### TEXT
— begin —
Such is the spiralling nature of events that the news that he is being investigated by the Serious Fraud Office late yesterday afternoon has, paradoxically, moved the agenda on from Helen Clark's revelation only hours earlier that she had been told back in February by Owen Glenn that he had donated $100,000 to Peter's legal defence fund.
Perhaps we should deal with that first. Why on earth would Helen Clark have decided not to implicitly trust Owen Glenn when he told her that? One reason is simpler than you might think: Glenn had recently given interviews in which his recollection of the timing and purpose of his donations to her own party was demonstrably off the planet.
Shortly before Glenn told Clark that he had made a donation directly to New Zealand First, he gave an interview to the Dominion Post's Kim Ruscoe in which he said he had donated his $500,000 to Labour's 2005 campaign because he was concerned about the "sneaky" influence of the Exclusive Brethren on the election.
This simply could not have been true: the Brethren flap blew up only weeks before polling day 2005. Glenn's donation was made -- and properly declared -- in two chunks in 2003 and 2004. It was all cheerily reported in the Herald in June 2005 -- four months before anyone outside the Brethren and some people in the National Party knew that the Brethren was involved in the campaign at all.
And yet here he was, in February 2008, giving an account that seemed to have sprung entirely from his imagination. In the same interview, Glenn also made the unlikely claim that Clark had seriously suggested he could be her Minister of Transport if he would but return to New Zealand. Glenn subsequently admitted he'd been big-noting to a lady reporter.
So if you'd been wondering -- as Messrs Farrar and Hooton have been doing very loudly -- how Clark could possibly have doubted the recollection of a prominent party donor over the word of her foreign minister, that's it. Glenn, successful businessman and excellent philanthropist that he is, had been demonstrating that he was not necessarily a reliable witness. Clark did, we now know, take the matter seriously enough to place an urgent call to Peters in South Africa. But we can perhaps understand her reluctance to pull the pin by calling her minister a liar.
— end —
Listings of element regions
— begin —
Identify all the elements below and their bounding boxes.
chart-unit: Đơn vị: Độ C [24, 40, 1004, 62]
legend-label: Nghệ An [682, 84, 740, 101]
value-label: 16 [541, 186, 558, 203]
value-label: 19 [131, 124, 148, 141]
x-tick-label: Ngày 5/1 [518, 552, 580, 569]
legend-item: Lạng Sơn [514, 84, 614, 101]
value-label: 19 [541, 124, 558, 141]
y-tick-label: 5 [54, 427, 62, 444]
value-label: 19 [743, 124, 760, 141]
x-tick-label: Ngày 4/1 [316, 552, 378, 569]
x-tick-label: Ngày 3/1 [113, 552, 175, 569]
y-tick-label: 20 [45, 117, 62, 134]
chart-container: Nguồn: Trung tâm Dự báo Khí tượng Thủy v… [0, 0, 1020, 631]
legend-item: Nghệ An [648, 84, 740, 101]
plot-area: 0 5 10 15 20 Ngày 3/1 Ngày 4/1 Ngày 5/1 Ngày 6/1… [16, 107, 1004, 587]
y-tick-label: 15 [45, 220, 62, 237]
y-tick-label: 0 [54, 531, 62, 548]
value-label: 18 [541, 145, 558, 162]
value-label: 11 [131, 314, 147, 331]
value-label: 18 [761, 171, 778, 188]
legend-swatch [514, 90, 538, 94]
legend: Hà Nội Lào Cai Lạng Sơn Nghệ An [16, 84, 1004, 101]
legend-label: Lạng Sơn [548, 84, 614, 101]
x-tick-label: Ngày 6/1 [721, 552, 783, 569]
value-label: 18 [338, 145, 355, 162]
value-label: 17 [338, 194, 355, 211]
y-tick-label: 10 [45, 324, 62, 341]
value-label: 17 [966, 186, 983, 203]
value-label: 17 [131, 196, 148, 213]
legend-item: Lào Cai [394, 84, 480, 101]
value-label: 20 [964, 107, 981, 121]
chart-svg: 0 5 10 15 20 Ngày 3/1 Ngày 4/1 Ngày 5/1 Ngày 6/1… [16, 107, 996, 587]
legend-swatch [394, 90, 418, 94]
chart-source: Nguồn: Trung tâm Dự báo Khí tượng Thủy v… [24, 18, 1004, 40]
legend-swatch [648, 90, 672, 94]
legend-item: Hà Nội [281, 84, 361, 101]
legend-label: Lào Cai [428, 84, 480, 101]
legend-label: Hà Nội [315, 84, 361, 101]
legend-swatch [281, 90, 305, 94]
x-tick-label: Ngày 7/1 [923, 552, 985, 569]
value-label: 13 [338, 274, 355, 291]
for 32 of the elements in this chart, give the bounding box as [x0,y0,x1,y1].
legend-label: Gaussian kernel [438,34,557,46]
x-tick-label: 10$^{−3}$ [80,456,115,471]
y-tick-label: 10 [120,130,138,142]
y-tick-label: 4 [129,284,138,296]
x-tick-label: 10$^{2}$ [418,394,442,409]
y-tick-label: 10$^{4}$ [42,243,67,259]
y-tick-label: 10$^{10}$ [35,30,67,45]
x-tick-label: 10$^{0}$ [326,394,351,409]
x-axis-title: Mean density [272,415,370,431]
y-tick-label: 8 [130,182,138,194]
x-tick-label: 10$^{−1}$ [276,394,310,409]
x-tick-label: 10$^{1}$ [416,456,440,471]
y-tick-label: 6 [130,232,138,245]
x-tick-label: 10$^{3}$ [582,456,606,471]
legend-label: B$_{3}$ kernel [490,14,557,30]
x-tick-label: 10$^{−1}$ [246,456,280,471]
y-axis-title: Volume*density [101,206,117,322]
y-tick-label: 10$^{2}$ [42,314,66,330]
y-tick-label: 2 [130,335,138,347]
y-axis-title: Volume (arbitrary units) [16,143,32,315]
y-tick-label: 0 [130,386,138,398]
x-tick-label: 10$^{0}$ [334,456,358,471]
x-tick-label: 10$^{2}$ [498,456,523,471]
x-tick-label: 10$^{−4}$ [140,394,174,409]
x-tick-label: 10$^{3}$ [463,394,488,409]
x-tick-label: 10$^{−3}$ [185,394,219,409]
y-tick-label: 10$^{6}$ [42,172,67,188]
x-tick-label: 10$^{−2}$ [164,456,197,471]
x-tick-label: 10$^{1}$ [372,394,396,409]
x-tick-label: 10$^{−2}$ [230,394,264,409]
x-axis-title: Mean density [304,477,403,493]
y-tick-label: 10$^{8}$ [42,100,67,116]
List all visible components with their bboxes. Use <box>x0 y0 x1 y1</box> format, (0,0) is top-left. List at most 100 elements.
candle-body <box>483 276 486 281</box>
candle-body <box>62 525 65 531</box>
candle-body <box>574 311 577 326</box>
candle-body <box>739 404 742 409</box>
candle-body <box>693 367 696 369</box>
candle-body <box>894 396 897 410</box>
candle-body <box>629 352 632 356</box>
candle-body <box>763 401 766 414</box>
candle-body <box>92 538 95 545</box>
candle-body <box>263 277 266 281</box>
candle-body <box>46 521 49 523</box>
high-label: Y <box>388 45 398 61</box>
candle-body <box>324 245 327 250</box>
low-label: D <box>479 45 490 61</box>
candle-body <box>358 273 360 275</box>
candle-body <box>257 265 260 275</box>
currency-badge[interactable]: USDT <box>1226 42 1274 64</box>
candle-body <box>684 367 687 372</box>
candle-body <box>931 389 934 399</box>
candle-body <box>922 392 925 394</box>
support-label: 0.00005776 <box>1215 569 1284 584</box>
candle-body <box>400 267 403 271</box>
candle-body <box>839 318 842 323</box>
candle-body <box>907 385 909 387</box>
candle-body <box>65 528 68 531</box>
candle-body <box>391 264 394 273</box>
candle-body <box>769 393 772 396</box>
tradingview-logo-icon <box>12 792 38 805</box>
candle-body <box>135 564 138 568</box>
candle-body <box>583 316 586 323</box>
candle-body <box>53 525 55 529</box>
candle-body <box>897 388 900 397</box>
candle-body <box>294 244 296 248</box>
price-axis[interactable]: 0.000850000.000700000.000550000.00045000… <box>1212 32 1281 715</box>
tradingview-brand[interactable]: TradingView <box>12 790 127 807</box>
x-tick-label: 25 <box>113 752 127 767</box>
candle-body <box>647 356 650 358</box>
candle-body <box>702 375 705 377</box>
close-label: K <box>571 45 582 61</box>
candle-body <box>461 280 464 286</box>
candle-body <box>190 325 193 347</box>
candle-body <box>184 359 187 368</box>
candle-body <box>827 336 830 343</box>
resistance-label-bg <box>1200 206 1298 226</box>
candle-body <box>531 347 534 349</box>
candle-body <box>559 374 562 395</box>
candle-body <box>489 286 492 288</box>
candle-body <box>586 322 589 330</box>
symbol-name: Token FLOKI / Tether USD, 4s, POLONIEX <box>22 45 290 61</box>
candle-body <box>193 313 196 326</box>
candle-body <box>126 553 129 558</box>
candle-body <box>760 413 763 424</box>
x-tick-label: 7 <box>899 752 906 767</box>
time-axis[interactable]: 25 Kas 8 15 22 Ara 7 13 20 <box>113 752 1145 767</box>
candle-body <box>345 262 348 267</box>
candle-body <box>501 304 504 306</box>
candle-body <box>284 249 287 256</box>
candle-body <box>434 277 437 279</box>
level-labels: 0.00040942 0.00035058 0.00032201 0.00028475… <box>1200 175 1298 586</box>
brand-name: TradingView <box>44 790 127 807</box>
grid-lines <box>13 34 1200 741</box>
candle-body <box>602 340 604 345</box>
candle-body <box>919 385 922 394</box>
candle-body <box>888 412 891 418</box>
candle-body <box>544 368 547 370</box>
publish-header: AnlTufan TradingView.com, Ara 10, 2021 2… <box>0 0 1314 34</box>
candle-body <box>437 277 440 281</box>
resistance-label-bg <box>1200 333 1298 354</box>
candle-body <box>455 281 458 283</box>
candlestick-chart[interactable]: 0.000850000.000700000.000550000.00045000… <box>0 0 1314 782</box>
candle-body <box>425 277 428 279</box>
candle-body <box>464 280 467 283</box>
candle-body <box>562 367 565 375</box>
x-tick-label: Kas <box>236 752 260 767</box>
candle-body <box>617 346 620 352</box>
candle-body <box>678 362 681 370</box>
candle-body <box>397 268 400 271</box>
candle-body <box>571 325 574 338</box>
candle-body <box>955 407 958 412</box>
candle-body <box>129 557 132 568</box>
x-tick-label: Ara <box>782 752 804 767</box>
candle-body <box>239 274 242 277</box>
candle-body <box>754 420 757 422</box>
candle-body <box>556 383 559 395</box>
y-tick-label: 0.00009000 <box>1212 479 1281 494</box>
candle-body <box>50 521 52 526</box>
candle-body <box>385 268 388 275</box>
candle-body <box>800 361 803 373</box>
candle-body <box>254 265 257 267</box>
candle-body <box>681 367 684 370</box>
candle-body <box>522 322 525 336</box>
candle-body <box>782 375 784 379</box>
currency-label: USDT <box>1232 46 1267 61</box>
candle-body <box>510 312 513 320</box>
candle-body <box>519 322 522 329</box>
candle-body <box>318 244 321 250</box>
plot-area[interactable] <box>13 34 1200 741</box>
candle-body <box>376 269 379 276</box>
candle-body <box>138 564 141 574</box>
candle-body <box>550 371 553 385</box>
— end —
### EXERCISE TASKS
A – Answer these questions from the commentary on Owen Glenn:
(i) How much did Glenn tell Helen Clark he had donated to Peters's legal defence fund?
(ii) In which years was Glenn's donation to Labour made?
(iii) Where was Peters when Clark placed an urgent call to him?
B – In one to three sentences, explain why, according to the commentary on Owen Glenn, Helen Clark might not have fully trusted Glenn's account of his donation.
The records have no connection to the commentary on Owen Glenn.

### RESULTS FOR EACH TASK
A –
(i) $100,000
(ii) 2003 and 2004
(iii) South Africa

B – Glenn had recently given interviews in which his memory of the timing and purpose of his donations was plainly wrong. He claimed he gave $500,000 to Labour's 2005 campaign out of concern about the Exclusive Brethren, but the donation was made in 2003 and 2004, before the Brethren's involvement in the campaign was publicly known. He had also claimed that Clark suggested he could be her Minister of Transport, and he later admitted he had been big-noting.